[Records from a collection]
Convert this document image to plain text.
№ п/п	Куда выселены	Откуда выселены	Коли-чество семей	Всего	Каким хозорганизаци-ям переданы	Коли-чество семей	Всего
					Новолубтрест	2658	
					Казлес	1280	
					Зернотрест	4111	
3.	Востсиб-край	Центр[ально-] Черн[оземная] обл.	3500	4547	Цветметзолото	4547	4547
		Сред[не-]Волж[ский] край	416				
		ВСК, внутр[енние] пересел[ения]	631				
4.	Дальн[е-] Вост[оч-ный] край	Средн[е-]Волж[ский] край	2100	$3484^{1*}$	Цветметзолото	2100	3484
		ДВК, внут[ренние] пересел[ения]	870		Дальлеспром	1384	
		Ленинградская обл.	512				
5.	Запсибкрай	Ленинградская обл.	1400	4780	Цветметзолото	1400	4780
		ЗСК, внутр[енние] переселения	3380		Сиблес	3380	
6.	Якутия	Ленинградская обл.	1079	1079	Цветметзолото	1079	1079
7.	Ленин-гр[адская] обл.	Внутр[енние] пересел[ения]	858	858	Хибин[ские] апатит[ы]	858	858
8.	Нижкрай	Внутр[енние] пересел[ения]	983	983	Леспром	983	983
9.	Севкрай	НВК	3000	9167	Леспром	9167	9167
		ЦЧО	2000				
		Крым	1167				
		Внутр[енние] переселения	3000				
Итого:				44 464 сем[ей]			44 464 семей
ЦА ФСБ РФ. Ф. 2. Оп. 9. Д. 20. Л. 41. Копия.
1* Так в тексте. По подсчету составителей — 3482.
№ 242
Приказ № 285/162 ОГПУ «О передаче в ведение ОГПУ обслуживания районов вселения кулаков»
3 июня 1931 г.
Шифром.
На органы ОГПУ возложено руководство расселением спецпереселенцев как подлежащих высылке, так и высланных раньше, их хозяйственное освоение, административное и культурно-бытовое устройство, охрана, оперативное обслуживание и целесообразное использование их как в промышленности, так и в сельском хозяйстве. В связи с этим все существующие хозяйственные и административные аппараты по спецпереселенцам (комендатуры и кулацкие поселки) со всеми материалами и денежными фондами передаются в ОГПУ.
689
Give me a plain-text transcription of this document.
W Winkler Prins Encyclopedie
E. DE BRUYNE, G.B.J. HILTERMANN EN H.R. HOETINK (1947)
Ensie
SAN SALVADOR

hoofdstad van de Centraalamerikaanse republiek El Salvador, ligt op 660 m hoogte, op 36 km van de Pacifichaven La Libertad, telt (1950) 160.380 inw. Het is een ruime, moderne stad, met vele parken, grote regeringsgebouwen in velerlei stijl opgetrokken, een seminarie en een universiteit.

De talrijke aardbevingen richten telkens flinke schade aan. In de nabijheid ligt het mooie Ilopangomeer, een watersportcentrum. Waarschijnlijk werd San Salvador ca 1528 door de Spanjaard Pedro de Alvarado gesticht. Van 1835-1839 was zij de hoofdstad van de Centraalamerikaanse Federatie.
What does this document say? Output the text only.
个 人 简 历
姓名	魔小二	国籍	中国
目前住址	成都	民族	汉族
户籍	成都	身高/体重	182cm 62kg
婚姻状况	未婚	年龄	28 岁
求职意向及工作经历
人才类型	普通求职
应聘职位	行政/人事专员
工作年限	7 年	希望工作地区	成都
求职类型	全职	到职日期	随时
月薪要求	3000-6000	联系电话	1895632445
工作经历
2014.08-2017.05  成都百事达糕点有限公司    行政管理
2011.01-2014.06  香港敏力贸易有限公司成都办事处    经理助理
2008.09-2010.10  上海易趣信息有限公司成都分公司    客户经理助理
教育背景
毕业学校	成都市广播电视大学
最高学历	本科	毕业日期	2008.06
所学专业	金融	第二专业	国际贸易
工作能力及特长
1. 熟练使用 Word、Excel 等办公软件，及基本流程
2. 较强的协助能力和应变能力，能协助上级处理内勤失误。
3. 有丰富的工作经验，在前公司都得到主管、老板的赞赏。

**The task**
Filter lines by "plain" and return each hit.

**Task solution**
Convert this document image to plain text.
Give me a plain-text transcription of this document.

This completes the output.